- [PASSAGE SHOWN]
Szeredy’s plant is one of 55 on the chopping block this round. The cuts don’t even make sense financially, she said: USPS is “spending money like water” on renovations to prepare for the shuffle. Trucking mail farther will create a domino effect of delays and pile up overtime costs.
She contacted union leaders at the other targeted plants, filed a complaint with the Postal Regulatory Commission, and brought her congressman to testify.
But despite Szeredy’s efforts and other pockets of resistance around the country—a tent city in Berkeley, a plant sit-in in Salem, Oregon—the cuts are mostly steamrolling ahead.
Putting the brakes on will require congressional action, since USPS’s supposed financial woes are Congress’s fault. They’re an accounting fiction, the result of a 2006 law requiring retiree health benefits to be funded 75 years ahead.
Fix-it bills languish in committee. APWU leaders’ drumbeat message: lobby. Guffey touts the union’s “unparalleled media campaign—complete with T.V. ads.”
Dimondstein wants to unite “retirees, seniors, even business organizations, civil rights organizations, veterans’ groups, and so on, to build a movement to defend the post office—because we think Congress moves when the people move.”
Such an alliance should defend not only good jobs, but also the democratic mission of the Postal Service, said Clint Burelson, a local president in Olympia, Washington, running for clerk craft director. It could demand that USPS reduce onerous postage rates for small and nonprofit mailers and offer secure, affordable email access to the public.
Despite calls from member activists, the four postal unions haven’t staged national action together since 2011. Guffey has “openly abdicated the fight to save six-day delivery,” seeing it as a letter carriers’ issue, Dimondstein said. “The idea that we have different fights, it’s the classic divide and conquer.”
A SHOT
Slate members are all officers in state or local APWU chapters, traveling the country on their own dime to talk to members at plant gates.

- [MATERIAL PROVIDED]
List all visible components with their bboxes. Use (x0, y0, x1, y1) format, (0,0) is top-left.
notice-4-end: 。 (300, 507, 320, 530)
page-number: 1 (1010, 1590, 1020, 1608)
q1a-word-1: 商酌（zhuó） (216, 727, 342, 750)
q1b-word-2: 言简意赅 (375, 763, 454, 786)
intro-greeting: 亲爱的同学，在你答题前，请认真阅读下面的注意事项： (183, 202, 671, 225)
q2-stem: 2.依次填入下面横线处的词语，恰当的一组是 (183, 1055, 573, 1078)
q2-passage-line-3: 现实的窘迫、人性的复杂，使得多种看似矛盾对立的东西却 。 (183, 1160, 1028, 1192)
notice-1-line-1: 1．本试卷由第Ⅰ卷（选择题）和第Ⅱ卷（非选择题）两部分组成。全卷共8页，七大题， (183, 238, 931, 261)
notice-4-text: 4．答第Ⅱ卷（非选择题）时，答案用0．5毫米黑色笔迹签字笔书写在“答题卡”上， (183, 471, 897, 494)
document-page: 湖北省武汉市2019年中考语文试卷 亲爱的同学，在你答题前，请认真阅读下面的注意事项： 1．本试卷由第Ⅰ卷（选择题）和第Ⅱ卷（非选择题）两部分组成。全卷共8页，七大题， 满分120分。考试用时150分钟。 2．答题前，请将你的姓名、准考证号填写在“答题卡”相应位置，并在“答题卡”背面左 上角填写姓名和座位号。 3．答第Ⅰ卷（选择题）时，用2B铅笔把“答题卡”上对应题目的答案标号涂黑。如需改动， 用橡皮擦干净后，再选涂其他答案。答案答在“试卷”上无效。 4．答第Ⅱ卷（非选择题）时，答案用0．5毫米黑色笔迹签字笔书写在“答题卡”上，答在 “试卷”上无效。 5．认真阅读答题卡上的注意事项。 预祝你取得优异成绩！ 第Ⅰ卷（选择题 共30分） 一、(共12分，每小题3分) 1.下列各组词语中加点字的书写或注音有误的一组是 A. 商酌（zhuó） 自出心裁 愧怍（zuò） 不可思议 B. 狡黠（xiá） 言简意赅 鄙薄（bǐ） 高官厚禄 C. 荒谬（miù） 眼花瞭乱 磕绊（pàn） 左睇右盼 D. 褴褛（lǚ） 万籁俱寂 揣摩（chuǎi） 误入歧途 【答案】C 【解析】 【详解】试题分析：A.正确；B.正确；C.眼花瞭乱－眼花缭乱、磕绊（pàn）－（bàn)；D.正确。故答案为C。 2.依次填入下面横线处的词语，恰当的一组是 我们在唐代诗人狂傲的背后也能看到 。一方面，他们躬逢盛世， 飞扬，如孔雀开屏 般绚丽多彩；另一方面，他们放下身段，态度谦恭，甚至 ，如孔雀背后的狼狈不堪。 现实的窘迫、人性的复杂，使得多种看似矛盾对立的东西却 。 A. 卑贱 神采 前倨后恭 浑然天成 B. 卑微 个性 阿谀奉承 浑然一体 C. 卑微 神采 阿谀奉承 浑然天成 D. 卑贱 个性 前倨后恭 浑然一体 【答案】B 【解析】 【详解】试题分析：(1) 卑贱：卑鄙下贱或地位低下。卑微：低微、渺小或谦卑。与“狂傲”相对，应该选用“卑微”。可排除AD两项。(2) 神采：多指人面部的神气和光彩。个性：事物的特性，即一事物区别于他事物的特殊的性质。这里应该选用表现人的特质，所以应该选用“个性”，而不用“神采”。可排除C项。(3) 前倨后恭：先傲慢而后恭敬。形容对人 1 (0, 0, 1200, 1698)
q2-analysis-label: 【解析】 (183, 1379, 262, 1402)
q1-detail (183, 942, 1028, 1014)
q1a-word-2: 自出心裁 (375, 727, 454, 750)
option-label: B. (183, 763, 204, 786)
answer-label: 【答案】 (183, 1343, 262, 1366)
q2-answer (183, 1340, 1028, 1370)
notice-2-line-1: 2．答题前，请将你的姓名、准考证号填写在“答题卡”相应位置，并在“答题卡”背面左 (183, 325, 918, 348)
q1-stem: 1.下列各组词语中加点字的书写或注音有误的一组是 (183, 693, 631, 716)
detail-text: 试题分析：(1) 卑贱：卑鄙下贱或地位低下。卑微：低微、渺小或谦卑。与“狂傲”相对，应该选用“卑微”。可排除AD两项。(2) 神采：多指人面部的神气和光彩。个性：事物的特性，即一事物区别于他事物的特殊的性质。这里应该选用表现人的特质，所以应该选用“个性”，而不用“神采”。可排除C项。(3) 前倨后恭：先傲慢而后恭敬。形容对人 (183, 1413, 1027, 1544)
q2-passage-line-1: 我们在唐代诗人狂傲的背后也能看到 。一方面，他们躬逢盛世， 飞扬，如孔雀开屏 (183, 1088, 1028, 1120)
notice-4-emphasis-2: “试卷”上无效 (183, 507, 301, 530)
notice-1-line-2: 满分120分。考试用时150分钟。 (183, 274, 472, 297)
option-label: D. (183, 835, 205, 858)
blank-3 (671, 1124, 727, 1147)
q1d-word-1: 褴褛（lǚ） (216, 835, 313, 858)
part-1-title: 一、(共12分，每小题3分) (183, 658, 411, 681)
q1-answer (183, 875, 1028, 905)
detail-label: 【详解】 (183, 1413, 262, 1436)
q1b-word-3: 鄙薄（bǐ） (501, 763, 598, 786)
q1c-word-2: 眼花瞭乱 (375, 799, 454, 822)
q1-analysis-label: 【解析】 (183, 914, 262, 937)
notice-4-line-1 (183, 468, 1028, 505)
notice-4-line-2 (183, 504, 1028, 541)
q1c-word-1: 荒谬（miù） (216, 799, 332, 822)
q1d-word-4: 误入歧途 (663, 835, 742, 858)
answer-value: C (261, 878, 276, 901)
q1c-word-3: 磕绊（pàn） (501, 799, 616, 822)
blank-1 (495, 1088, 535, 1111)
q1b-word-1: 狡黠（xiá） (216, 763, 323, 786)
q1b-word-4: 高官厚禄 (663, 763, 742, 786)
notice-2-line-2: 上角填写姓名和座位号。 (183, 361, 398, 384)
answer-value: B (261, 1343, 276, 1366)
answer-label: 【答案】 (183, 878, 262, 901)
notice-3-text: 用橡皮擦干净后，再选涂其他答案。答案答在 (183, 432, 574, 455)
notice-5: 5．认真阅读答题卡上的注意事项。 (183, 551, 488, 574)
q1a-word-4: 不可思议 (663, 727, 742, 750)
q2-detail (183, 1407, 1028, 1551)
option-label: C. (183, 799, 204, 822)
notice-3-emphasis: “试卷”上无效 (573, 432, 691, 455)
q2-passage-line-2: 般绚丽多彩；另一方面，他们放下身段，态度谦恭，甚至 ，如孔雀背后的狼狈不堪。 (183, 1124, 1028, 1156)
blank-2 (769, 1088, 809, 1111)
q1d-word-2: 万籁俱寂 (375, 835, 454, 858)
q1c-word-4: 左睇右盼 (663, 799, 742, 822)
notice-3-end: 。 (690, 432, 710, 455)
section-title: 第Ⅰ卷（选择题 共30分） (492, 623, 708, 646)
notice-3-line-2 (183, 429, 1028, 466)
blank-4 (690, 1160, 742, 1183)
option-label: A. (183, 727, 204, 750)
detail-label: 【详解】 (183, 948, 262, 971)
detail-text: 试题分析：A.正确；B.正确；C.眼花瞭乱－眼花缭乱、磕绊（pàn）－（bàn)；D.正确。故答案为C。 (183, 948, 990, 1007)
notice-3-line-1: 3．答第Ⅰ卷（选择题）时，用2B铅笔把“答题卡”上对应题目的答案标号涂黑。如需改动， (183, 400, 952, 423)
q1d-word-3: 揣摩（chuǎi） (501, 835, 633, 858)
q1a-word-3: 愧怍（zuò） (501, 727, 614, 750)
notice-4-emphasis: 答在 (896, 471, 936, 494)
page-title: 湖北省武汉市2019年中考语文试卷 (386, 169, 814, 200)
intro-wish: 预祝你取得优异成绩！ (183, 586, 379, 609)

- [DIRECTIONS]
1. Answer from the passage on postal plant cuts:
(a) How many plants are on the chopping block this round?
(b) In what year was the law requiring retiree health benefits to be funded 75 years ahead passed?
(c) Since what year have the four postal unions not staged national action together?
2. Extend the passage on postal plant cuts, picking up right after its final sentence.
The data come from a source separate from the passage on postal plant cuts.

- [ANSWERS FOR THE TASKS]
1.
(a) 55
(b) 2006
(c) 2011

2.
Past President William Burrus, who retired in 2010, has endorsed them. Burrus has been publicly critical of the contract his successor negotiated, especially the reduced wages for the next generation of career employees.
The Members First campaign is not a mere protest; they believe they have a decent shot to win. “From the reactions of APWU members, we’re very optimistic that people are ready to make serious change,” Dimondstein said.
Retirees make up about 20 percent of eligible voters. Vital issues facing them, Dimondstein said, include a looming assault on the federal employee health plan and “defending six-day delivery—which all of us need as customers, and the older we get the more we need it.”
“We always talk about what we want, but how are we going to get it?” Burelson said. “Historically you get it by causing trouble in some way.”
To learn more, visit APWU Members First or call 336-210-2229. Ballot counting begins October 7.
NOTE: Since publication, this article has been changed to correct an error. The original version incorrectly implied that the other postal unions accepted the same three-tier deal as APWU. In fact, the Letter Carriers and the Mail Handlers resisted two-tier until an arbitrator imposed it—and still got terms better than APWU's.